**Data for this exercise**
* Start *
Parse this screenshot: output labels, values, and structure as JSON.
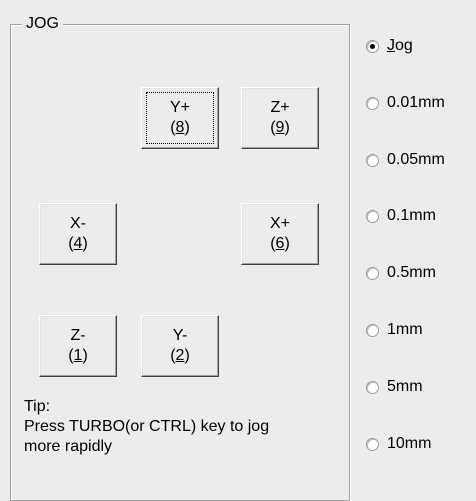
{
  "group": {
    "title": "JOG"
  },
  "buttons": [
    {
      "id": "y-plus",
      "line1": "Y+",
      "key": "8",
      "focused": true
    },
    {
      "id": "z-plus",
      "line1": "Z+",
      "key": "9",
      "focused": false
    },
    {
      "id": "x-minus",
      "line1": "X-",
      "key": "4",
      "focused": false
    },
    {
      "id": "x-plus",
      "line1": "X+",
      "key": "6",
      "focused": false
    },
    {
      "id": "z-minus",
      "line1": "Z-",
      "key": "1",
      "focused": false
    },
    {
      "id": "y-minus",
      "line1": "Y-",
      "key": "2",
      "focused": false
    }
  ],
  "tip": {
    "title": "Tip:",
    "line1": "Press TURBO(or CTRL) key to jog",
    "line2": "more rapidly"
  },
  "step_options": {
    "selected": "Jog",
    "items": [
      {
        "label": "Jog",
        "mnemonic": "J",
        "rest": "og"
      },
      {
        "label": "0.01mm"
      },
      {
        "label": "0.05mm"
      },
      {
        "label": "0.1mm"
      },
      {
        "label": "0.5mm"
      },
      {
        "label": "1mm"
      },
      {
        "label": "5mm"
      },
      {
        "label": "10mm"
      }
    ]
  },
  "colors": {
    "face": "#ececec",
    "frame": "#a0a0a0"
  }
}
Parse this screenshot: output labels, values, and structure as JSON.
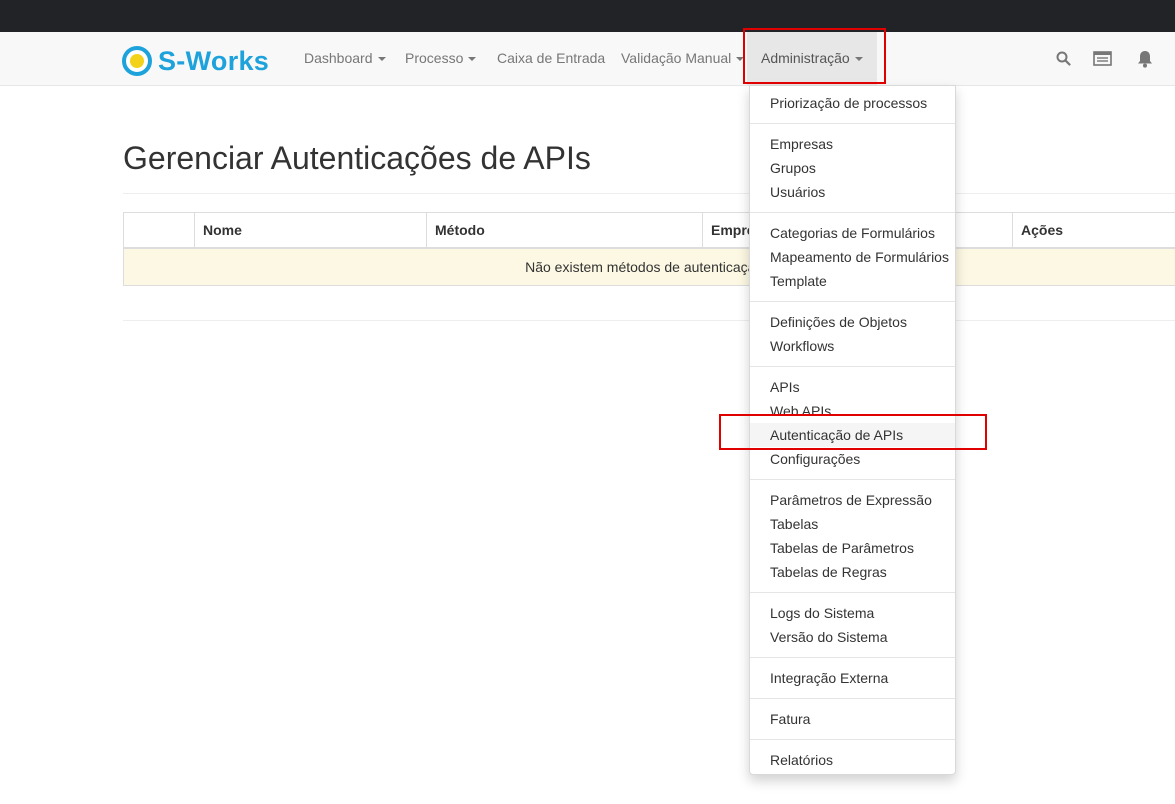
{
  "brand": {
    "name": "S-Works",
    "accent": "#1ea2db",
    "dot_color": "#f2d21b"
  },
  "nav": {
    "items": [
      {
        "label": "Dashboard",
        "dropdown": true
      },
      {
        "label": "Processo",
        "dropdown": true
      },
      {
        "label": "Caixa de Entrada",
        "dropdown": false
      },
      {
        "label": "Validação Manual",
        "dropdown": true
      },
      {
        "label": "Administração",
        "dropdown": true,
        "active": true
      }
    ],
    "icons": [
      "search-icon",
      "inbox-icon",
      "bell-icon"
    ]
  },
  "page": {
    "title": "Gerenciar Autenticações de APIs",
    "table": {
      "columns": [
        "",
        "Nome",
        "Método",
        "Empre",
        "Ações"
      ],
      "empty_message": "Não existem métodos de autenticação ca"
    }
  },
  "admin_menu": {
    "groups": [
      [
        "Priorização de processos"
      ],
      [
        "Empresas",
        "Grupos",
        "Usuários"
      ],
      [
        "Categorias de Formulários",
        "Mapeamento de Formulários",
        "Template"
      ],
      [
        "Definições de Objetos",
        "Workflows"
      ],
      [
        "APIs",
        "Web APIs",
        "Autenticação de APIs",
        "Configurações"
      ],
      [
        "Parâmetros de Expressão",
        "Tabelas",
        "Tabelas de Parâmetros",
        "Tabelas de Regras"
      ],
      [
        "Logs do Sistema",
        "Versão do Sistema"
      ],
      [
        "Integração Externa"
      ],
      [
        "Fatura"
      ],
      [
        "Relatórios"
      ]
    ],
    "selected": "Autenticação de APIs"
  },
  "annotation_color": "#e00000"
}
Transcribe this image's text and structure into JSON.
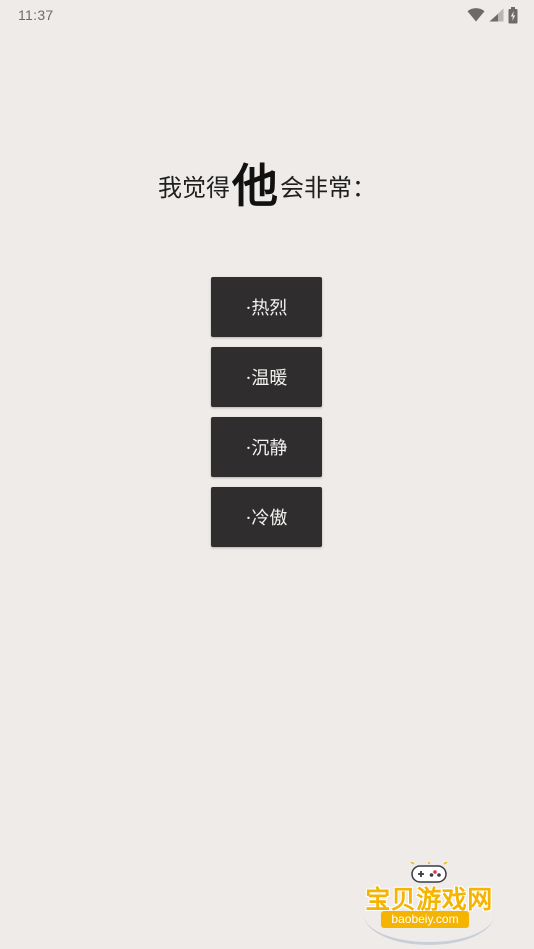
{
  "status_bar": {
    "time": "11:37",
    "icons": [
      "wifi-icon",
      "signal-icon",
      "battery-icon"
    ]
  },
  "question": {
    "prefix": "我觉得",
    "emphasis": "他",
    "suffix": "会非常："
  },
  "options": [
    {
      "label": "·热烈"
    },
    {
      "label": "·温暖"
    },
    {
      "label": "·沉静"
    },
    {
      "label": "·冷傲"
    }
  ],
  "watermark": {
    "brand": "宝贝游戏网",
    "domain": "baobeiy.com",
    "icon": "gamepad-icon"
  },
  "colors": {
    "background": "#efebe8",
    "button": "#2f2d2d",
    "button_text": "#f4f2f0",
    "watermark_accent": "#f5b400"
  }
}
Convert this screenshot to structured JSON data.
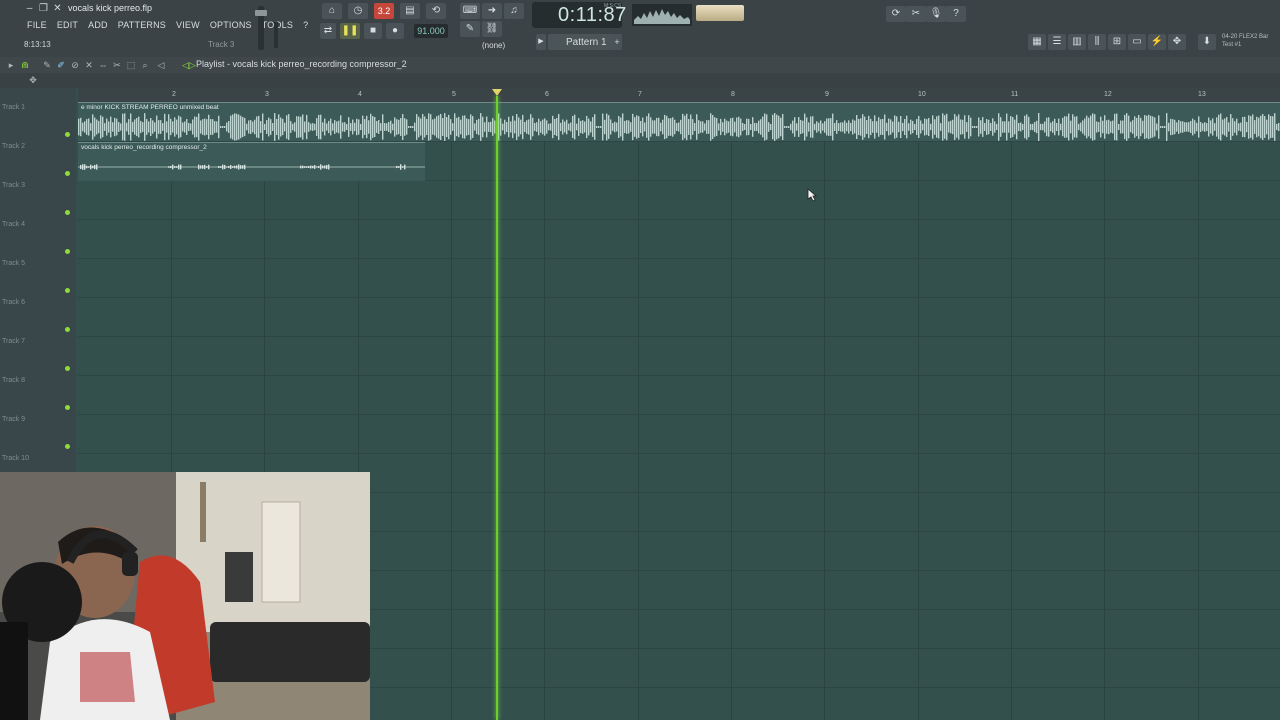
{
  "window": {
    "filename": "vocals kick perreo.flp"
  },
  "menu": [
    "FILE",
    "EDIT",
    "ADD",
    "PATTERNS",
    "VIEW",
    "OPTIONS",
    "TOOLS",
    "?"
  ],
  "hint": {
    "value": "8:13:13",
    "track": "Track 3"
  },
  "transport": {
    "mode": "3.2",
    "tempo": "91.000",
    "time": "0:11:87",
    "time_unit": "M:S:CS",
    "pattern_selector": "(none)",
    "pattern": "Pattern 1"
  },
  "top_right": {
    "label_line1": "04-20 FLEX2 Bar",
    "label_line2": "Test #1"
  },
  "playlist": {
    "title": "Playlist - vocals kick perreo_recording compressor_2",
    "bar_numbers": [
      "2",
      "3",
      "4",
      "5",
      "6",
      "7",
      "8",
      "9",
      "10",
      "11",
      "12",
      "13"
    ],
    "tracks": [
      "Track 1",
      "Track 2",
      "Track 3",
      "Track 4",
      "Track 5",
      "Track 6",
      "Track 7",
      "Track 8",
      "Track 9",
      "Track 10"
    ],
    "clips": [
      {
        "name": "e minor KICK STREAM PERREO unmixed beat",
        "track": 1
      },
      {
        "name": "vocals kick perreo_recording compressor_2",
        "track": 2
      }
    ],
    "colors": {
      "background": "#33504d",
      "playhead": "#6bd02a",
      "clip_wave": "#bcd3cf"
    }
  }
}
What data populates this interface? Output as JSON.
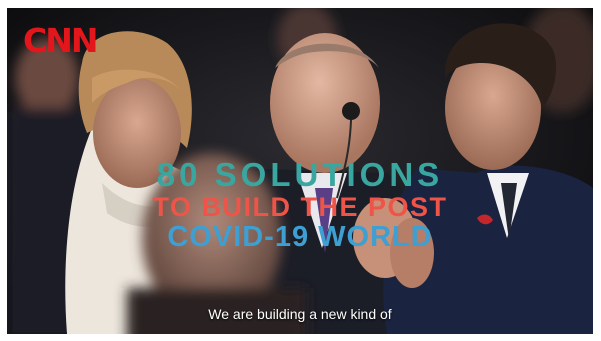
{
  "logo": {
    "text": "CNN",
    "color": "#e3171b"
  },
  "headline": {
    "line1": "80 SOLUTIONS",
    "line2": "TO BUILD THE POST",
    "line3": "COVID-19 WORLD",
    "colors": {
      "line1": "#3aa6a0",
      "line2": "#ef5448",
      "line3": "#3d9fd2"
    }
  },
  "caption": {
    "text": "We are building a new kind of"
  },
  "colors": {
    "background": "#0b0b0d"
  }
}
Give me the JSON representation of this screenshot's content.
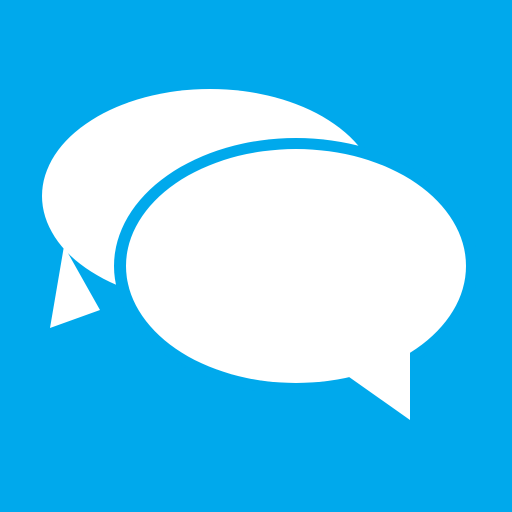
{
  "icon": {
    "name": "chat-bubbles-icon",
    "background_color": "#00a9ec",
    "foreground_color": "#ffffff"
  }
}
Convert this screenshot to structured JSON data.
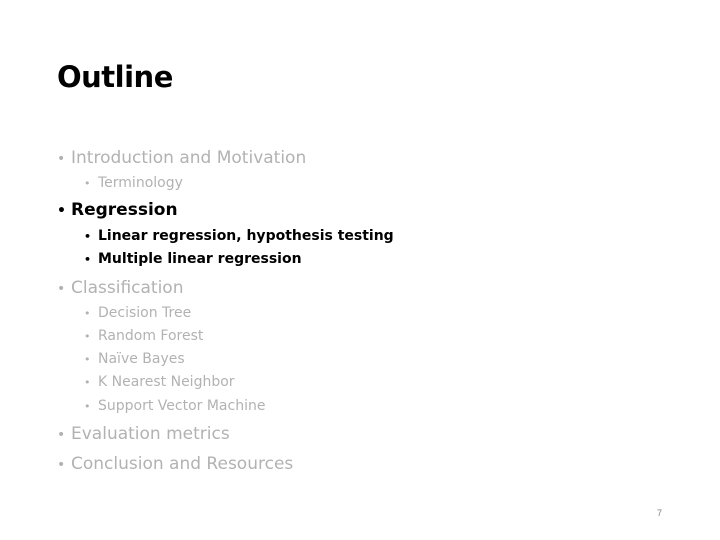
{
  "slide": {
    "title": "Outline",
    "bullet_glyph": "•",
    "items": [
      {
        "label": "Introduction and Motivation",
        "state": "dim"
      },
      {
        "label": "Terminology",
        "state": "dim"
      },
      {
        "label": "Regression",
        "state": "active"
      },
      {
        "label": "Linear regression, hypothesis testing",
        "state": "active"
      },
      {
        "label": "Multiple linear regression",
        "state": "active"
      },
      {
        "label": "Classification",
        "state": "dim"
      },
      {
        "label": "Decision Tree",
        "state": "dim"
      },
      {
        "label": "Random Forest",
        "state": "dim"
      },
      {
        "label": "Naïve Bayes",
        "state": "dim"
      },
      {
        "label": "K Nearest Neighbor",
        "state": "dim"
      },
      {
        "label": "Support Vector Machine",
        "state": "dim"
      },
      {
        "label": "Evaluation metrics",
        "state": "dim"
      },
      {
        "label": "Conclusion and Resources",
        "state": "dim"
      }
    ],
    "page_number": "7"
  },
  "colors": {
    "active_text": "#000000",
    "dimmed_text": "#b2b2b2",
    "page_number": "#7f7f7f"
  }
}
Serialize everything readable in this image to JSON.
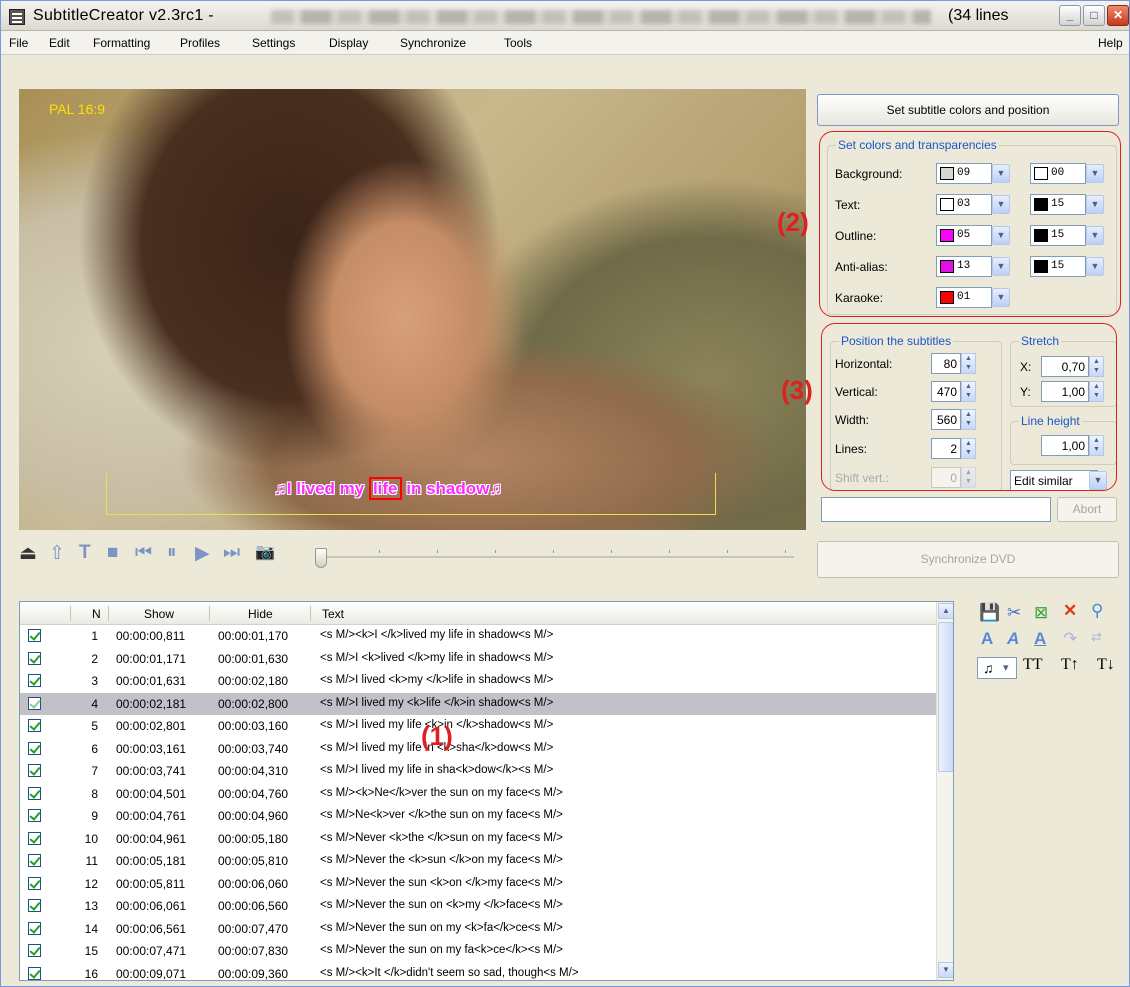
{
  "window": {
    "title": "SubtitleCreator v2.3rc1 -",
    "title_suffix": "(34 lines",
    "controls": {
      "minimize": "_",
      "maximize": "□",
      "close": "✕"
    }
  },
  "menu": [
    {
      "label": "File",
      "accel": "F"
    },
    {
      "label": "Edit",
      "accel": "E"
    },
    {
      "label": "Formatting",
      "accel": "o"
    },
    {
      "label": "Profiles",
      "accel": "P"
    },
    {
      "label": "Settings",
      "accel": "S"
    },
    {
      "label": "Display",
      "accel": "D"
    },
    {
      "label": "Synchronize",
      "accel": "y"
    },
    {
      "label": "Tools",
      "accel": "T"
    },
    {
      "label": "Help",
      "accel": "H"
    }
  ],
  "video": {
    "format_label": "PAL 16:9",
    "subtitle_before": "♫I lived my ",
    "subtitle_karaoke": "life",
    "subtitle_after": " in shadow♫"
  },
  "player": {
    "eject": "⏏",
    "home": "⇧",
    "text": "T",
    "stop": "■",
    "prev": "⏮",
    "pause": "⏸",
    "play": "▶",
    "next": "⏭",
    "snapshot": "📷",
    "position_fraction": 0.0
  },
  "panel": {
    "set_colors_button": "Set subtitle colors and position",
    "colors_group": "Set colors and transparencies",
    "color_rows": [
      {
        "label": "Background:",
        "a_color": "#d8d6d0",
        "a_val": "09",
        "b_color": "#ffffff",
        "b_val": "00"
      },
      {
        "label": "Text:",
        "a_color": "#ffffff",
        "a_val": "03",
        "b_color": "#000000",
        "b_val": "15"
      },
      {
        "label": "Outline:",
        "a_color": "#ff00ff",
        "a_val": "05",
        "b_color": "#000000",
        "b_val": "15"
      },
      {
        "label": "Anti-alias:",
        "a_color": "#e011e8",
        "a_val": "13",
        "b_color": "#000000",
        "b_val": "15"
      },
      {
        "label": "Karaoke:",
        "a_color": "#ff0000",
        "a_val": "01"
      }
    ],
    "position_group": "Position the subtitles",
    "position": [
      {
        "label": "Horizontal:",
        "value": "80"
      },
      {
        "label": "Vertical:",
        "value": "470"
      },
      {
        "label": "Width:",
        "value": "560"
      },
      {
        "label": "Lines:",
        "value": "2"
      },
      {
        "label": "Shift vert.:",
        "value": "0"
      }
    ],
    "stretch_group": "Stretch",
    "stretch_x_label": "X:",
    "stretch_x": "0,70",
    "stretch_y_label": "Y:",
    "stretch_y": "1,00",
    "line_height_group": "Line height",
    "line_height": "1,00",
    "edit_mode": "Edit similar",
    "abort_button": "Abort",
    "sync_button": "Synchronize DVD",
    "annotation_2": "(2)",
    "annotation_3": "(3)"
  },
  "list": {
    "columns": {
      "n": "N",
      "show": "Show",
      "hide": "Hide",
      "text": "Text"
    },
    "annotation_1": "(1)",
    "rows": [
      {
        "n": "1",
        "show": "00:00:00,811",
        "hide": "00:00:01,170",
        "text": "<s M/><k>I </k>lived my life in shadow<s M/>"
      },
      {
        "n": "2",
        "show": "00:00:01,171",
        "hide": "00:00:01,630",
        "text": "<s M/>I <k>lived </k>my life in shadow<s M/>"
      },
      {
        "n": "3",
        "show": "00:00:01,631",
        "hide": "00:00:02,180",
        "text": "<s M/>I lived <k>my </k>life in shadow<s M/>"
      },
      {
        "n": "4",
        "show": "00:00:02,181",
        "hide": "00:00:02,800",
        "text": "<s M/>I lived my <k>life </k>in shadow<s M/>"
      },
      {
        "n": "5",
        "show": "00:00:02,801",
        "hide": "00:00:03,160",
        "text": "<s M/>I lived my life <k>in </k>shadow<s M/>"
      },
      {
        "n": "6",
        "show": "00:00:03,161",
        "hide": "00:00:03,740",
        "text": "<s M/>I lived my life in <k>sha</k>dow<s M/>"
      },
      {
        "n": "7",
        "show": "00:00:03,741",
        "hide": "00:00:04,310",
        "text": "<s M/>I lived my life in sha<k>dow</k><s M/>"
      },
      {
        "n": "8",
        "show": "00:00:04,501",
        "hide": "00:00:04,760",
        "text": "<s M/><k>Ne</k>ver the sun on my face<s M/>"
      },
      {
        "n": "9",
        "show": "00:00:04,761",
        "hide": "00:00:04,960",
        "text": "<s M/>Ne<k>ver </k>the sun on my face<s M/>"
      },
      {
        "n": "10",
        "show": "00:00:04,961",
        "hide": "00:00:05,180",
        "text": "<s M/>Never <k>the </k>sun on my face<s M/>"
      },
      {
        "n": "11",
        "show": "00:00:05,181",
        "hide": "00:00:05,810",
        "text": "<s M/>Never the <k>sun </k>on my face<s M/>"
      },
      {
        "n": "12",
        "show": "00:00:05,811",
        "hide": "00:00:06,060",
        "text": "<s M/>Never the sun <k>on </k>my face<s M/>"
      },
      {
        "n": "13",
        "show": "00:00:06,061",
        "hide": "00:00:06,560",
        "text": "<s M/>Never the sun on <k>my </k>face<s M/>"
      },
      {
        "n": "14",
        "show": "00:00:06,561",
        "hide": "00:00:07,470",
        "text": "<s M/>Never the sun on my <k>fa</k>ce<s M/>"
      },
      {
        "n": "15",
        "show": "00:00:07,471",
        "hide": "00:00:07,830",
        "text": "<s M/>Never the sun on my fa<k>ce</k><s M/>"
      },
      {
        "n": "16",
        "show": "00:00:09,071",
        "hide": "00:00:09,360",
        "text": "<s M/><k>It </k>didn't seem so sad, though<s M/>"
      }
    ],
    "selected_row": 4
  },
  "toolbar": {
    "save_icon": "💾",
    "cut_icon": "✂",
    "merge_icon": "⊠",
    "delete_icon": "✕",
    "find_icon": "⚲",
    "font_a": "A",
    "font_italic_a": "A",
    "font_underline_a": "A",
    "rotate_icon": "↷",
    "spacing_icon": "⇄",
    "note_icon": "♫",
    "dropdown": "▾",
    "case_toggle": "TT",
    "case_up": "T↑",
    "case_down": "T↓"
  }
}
* End *
**Exercise task**
Only a number is wanted: how many lines contain "Tabelas"?

**Exercise response**
3